_Task directions_:
Each line below should be retyped exactly, with no pictures.

+++ Materials provided +++

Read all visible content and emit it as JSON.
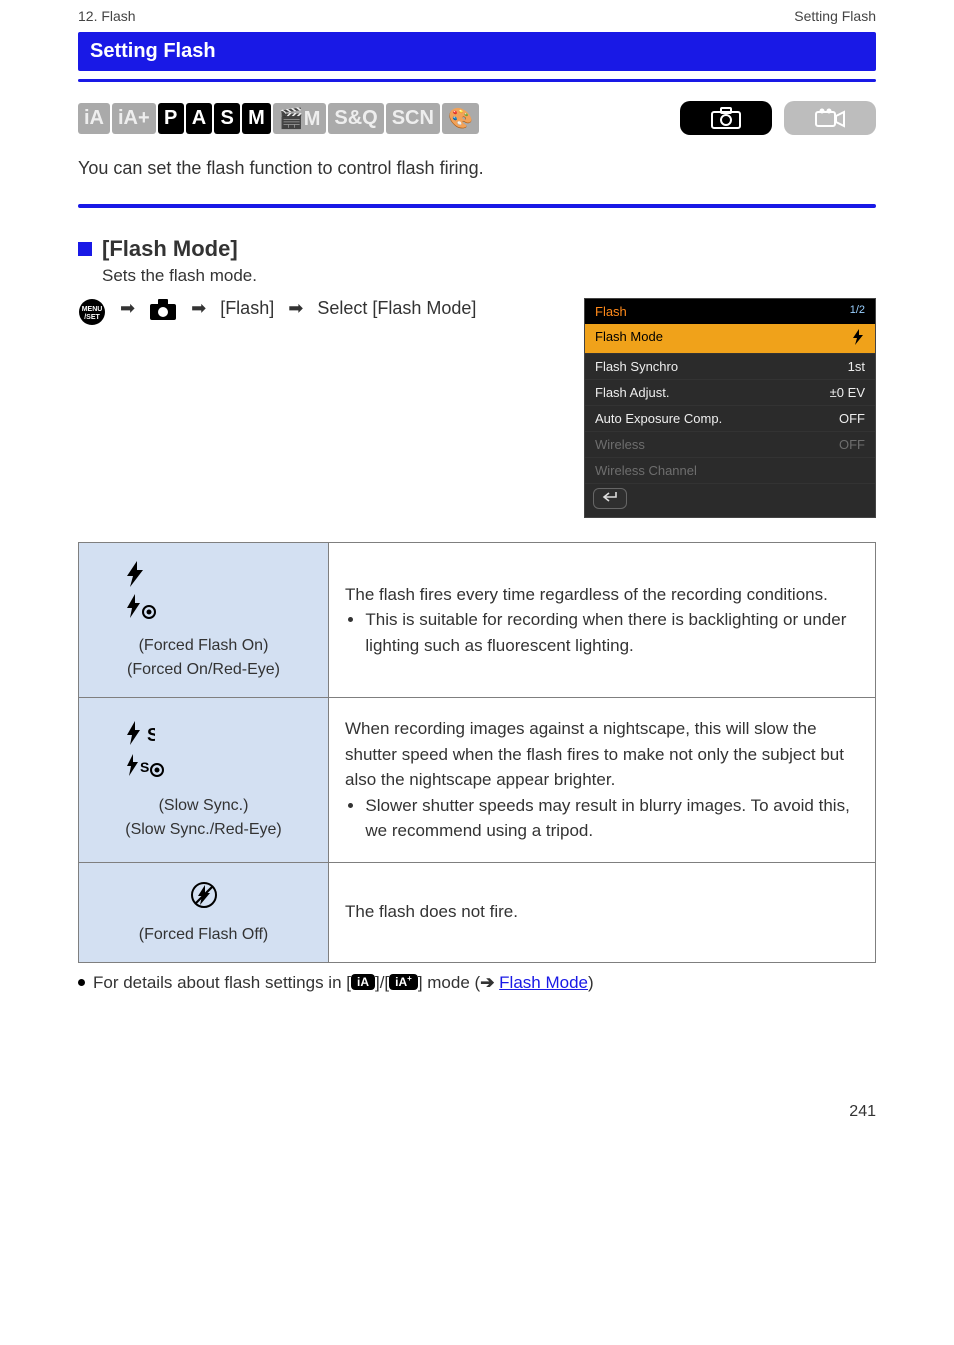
{
  "header": {
    "chapter": "12. Flash",
    "breadcrumb": "Setting Flash"
  },
  "banner": "Setting Flash",
  "modes": {
    "dial": [
      "iA",
      "iA+",
      "P",
      "A",
      "S",
      "M",
      "🎬M",
      "S&Q",
      "SCN",
      "🎨"
    ],
    "dial_enabled": [
      false,
      false,
      true,
      true,
      true,
      true,
      false,
      false,
      false,
      false
    ],
    "right_photo_enabled": true,
    "right_video_enabled": false
  },
  "intro_text": "You can set the flash function to control flash firing.",
  "section_title": "[Flash Mode]",
  "section_subtitle": "Sets the flash mode.",
  "menu_path": {
    "menu_label": "[Flash]",
    "arrow_label": "Select [Flash Mode]",
    "arrows": [
      "➡",
      "➡",
      "➡"
    ]
  },
  "screenshot": {
    "title": "Flash",
    "page_indicator": "1/2",
    "rows": [
      {
        "label": "Flash Mode",
        "value_icon": "flash",
        "selected": true,
        "enabled": true
      },
      {
        "label": "Flash Synchro",
        "value": "1st",
        "selected": false,
        "enabled": true
      },
      {
        "label": "Flash Adjust.",
        "value": "±0  EV",
        "selected": false,
        "enabled": true
      },
      {
        "label": "Auto Exposure Comp.",
        "value": "OFF",
        "selected": false,
        "enabled": true
      },
      {
        "label": "Wireless",
        "value": "OFF",
        "selected": false,
        "enabled": false
      },
      {
        "label": "Wireless Channel",
        "value": "",
        "selected": false,
        "enabled": false
      }
    ],
    "back_icon_label": "back"
  },
  "table": [
    {
      "symbols": [
        "flash",
        "flash-eye"
      ],
      "label": "(Forced Flash On)",
      "sub": "(Forced On/Red-Eye)",
      "desc_lines": [
        "The flash fires every time regardless of the recording conditions.",
        "This is suitable for recording when there is backlighting or under lighting such as fluorescent lighting."
      ]
    },
    {
      "symbols": [
        "flash-s",
        "flash-s-eye"
      ],
      "label": "(Slow Sync.)",
      "sub": "(Slow Sync./Red-Eye)",
      "desc_lines": [
        "When recording images against a nightscape, this will slow the shutter speed when the flash fires to make not only the subject but also the nightscape appear brighter.",
        "Slower shutter speeds may result in blurry images. To avoid this, we recommend using a tripod."
      ]
    },
    {
      "symbols": [
        "flash-off"
      ],
      "label": "(Forced Flash Off)",
      "sub": "",
      "desc_lines": [
        "The flash does not fire."
      ]
    }
  ],
  "note": {
    "prefix": "For details about flash settings in [",
    "mid": "]/[",
    "desc_suffix": "] mode (",
    "link_label": "Flash Mode",
    "end": ")"
  },
  "page_number": "241"
}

+++

_Expected answer_:
Read all visible content and emit it as JSON.
{
  "header": {
    "chapter": "12. Flash",
    "breadcrumb": "Setting Flash"
  },
  "banner": "Setting Flash",
  "modes": {
    "dial": [
      "iA",
      "iA+",
      "P",
      "A",
      "S",
      "M",
      "🎬M",
      "S&Q",
      "SCN",
      "🎨"
    ],
    "dial_enabled": [
      false,
      false,
      true,
      true,
      true,
      true,
      false,
      false,
      false,
      false
    ],
    "right_photo_enabled": true,
    "right_video_enabled": false
  },
  "intro_text": "You can set the flash function to control flash firing.",
  "section_title": "[Flash Mode]",
  "section_subtitle": "Sets the flash mode.",
  "menu_path": {
    "menu_label": "[Flash]",
    "arrow_label": "Select [Flash Mode]",
    "arrows": [
      "➡",
      "➡",
      "➡"
    ]
  },
  "screenshot": {
    "title": "Flash",
    "page_indicator": "1/2",
    "rows": [
      {
        "label": "Flash Mode",
        "value_icon": "flash",
        "selected": true,
        "enabled": true
      },
      {
        "label": "Flash Synchro",
        "value": "1st",
        "selected": false,
        "enabled": true
      },
      {
        "label": "Flash Adjust.",
        "value": "±0  EV",
        "selected": false,
        "enabled": true
      },
      {
        "label": "Auto Exposure Comp.",
        "value": "OFF",
        "selected": false,
        "enabled": true
      },
      {
        "label": "Wireless",
        "value": "OFF",
        "selected": false,
        "enabled": false
      },
      {
        "label": "Wireless Channel",
        "value": "",
        "selected": false,
        "enabled": false
      }
    ],
    "back_icon_label": "back"
  },
  "table": [
    {
      "symbols": [
        "flash",
        "flash-eye"
      ],
      "label": "(Forced Flash On)",
      "sub": "(Forced On/Red-Eye)",
      "desc_lines": [
        "The flash fires every time regardless of the recording conditions.",
        "This is suitable for recording when there is backlighting or under lighting such as fluorescent lighting."
      ]
    },
    {
      "symbols": [
        "flash-s",
        "flash-s-eye"
      ],
      "label": "(Slow Sync.)",
      "sub": "(Slow Sync./Red-Eye)",
      "desc_lines": [
        "When recording images against a nightscape, this will slow the shutter speed when the flash fires to make not only the subject but also the nightscape appear brighter.",
        "Slower shutter speeds may result in blurry images. To avoid this, we recommend using a tripod."
      ]
    },
    {
      "symbols": [
        "flash-off"
      ],
      "label": "(Forced Flash Off)",
      "sub": "",
      "desc_lines": [
        "The flash does not fire."
      ]
    }
  ],
  "note": {
    "prefix": "For details about flash settings in [",
    "mid": "]/[",
    "desc_suffix": "] mode (",
    "link_label": "Flash Mode",
    "end": ")"
  },
  "page_number": "241"
}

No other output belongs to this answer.